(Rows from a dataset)
- - - - -

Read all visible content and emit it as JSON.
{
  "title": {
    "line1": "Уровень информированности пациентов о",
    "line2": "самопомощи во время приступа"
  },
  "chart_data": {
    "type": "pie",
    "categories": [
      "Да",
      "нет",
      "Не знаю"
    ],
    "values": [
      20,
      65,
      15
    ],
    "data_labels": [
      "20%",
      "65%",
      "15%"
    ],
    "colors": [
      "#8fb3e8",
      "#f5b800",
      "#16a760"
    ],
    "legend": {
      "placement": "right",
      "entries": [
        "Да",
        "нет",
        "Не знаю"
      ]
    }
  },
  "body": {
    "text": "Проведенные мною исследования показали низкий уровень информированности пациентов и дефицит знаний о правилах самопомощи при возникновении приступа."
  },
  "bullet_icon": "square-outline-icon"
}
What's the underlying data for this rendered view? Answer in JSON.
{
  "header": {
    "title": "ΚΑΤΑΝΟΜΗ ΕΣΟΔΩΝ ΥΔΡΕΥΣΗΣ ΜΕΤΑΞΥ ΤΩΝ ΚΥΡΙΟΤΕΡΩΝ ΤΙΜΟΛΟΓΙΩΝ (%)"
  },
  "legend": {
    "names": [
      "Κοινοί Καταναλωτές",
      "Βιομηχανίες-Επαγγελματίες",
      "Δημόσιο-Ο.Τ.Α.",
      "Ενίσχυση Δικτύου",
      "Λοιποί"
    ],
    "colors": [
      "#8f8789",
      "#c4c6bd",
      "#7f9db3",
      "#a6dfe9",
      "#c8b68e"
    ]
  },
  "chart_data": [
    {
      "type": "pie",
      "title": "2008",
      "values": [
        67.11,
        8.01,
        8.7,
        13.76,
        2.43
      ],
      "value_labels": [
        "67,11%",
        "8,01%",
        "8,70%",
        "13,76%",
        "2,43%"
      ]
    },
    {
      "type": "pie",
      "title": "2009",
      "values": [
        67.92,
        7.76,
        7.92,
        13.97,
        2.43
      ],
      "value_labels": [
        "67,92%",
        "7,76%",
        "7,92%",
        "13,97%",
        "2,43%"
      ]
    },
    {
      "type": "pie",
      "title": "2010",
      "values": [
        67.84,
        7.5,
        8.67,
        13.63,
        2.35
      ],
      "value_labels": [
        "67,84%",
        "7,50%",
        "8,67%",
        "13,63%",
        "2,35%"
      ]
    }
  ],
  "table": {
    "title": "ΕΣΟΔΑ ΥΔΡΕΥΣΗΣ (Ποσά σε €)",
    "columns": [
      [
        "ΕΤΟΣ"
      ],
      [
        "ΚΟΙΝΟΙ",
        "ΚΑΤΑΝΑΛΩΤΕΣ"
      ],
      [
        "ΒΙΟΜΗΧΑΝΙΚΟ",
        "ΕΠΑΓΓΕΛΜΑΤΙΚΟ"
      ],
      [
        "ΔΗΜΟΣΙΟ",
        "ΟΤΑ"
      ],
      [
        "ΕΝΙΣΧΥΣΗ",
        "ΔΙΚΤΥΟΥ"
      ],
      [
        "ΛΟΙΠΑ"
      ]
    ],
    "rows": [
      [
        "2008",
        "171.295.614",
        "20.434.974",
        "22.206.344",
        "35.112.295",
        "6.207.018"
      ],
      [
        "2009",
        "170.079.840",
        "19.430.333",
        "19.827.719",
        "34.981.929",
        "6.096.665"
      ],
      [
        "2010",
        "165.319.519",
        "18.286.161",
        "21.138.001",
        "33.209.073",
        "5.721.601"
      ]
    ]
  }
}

- - - - -

**STATED GOAL:** Reproduce the lines from the one containing "What's the underlying" to the end of the entries, keeping both ends and adding nothing.

**TASK RESPONSE:**
What's the underlying data for this rendered view? Answer in JSON.
{
  "header": {
    "title": "ΚΑΤΑΝΟΜΗ ΕΣΟΔΩΝ ΥΔΡΕΥΣΗΣ ΜΕΤΑΞΥ ΤΩΝ ΚΥΡΙΟΤΕΡΩΝ ΤΙΜΟΛΟΓΙΩΝ (%)"
  },
  "legend": {
    "names": [
      "Κοινοί Καταναλωτές",
      "Βιομηχανίες-Επαγγελματίες",
      "Δημόσιο-Ο.Τ.Α.",
      "Ενίσχυση Δικτύου",
      "Λοιποί"
    ],
    "colors": [
      "#8f8789",
      "#c4c6bd",
      "#7f9db3",
      "#a6dfe9",
      "#c8b68e"
    ]
  },
  "chart_data": [
    {
      "type": "pie",
      "title": "2008",
      "values": [
        67.11,
        8.01,
        8.7,
        13.76,
        2.43
      ],
      "value_labels": [
        "67,11%",
        "8,01%",
        "8,70%",
        "13,76%",
        "2,43%"
      ]
    },
    {
      "type": "pie",
      "title": "2009",
      "values": [
        67.92,
        7.76,
        7.92,
        13.97,
        2.43
      ],
      "value_labels": [
        "67,92%",
        "7,76%",
        "7,92%",
        "13,97%",
        "2,43%"
      ]
    },
    {
      "type": "pie",
      "title": "2010",
      "values": [
        67.84,
        7.5,
        8.67,
        13.63,
        2.35
      ],
      "value_labels": [
        "67,84%",
        "7,50%",
        "8,67%",
        "13,63%",
        "2,35%"
      ]
    }
  ],
  "table": {
    "title": "ΕΣΟΔΑ ΥΔΡΕΥΣΗΣ (Ποσά σε €)",
    "columns": [
      [
        "ΕΤΟΣ"
      ],
      [
        "ΚΟΙΝΟΙ",
        "ΚΑΤΑΝΑΛΩΤΕΣ"
      ],
      [
        "ΒΙΟΜΗΧΑΝΙΚΟ",
        "ΕΠΑΓΓΕΛΜΑΤΙΚΟ"
      ],
      [
        "ΔΗΜΟΣΙΟ",
        "ΟΤΑ"
      ],
      [
        "ΕΝΙΣΧΥΣΗ",
        "ΔΙΚΤΥΟΥ"
      ],
      [
        "ΛΟΙΠΑ"
      ]
    ],
    "rows": [
      [
        "2008",
        "171.295.614",
        "20.434.974",
        "22.206.344",
        "35.112.295",
        "6.207.018"
      ],
      [
        "2009",
        "170.079.840",
        "19.430.333",
        "19.827.719",
        "34.981.929",
        "6.096.665"
      ],
      [
        "2010",
        "165.319.519",
        "18.286.161",
        "21.138.001",
        "33.209.073",
        "5.721.601"
      ]
    ]
  }
}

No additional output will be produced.